Aim ▸ Locate the string "JSON" in the listing below. Copy every line where it is found.

**** Dataset excerpts ****

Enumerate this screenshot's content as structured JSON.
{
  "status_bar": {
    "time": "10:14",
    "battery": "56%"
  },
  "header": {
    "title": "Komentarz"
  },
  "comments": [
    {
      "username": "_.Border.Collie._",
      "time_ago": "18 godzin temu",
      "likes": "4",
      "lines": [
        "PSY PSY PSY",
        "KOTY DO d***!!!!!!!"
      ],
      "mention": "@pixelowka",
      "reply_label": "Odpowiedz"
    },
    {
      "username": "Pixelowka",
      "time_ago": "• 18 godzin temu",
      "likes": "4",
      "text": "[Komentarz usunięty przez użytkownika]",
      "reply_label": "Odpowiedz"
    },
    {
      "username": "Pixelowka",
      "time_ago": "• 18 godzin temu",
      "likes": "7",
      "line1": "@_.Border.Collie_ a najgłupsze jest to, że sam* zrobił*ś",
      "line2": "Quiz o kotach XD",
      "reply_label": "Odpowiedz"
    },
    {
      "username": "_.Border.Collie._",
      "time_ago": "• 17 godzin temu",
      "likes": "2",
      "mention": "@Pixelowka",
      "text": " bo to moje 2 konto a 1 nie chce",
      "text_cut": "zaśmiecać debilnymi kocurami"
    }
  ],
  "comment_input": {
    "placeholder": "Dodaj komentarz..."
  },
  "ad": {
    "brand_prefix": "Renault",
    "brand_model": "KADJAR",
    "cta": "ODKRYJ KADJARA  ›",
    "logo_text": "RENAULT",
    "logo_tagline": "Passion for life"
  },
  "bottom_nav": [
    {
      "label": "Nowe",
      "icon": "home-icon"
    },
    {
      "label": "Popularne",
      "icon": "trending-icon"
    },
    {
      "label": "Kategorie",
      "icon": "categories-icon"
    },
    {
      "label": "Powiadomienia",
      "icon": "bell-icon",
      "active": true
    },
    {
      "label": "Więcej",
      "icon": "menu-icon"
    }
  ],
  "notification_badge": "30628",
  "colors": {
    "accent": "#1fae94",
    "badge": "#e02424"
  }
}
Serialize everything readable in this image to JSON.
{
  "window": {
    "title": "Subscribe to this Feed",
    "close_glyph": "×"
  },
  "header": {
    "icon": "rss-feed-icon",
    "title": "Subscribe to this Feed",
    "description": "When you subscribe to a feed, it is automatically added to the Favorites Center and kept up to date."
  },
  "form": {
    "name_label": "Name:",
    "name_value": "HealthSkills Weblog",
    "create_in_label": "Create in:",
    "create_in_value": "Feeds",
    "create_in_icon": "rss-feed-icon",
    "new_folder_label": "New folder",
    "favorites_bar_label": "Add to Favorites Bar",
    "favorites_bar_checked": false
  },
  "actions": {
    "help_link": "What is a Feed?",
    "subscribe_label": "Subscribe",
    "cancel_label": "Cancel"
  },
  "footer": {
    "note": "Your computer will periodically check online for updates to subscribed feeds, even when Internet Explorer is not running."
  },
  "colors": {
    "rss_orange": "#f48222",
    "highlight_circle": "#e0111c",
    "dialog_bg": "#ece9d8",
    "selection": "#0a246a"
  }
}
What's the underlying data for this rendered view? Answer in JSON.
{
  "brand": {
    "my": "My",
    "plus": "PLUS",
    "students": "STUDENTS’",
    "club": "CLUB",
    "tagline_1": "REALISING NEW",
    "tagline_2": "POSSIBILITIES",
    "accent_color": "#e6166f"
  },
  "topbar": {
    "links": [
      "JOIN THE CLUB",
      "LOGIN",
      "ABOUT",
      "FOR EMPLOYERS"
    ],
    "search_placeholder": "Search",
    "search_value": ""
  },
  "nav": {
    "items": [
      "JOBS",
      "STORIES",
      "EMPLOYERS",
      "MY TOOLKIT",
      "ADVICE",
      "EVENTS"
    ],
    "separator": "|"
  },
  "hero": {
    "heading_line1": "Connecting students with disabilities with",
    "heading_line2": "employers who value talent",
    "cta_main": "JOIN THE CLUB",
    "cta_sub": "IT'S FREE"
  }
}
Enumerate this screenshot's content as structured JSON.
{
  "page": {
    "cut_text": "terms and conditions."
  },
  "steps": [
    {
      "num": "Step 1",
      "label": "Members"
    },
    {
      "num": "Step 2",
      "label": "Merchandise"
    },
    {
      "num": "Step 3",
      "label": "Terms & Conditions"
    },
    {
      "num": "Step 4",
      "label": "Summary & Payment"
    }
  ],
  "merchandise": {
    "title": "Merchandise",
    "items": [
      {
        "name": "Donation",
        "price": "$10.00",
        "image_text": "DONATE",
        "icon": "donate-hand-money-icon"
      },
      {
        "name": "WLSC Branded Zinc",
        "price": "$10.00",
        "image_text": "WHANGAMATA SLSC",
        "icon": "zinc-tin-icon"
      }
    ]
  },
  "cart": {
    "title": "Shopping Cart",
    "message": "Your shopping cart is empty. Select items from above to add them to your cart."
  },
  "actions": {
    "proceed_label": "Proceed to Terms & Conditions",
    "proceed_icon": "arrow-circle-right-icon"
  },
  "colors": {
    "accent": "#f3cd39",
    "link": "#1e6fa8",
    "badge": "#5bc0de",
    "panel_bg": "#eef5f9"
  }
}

****

Written solution ▸
Enumerate this screenshot's content as structured JSON.
Serialize everything readable in this image to JSON.
What's the underlying data for this rendered view? Answer in JSON.
Enumerate this screenshot's content as structured JSON.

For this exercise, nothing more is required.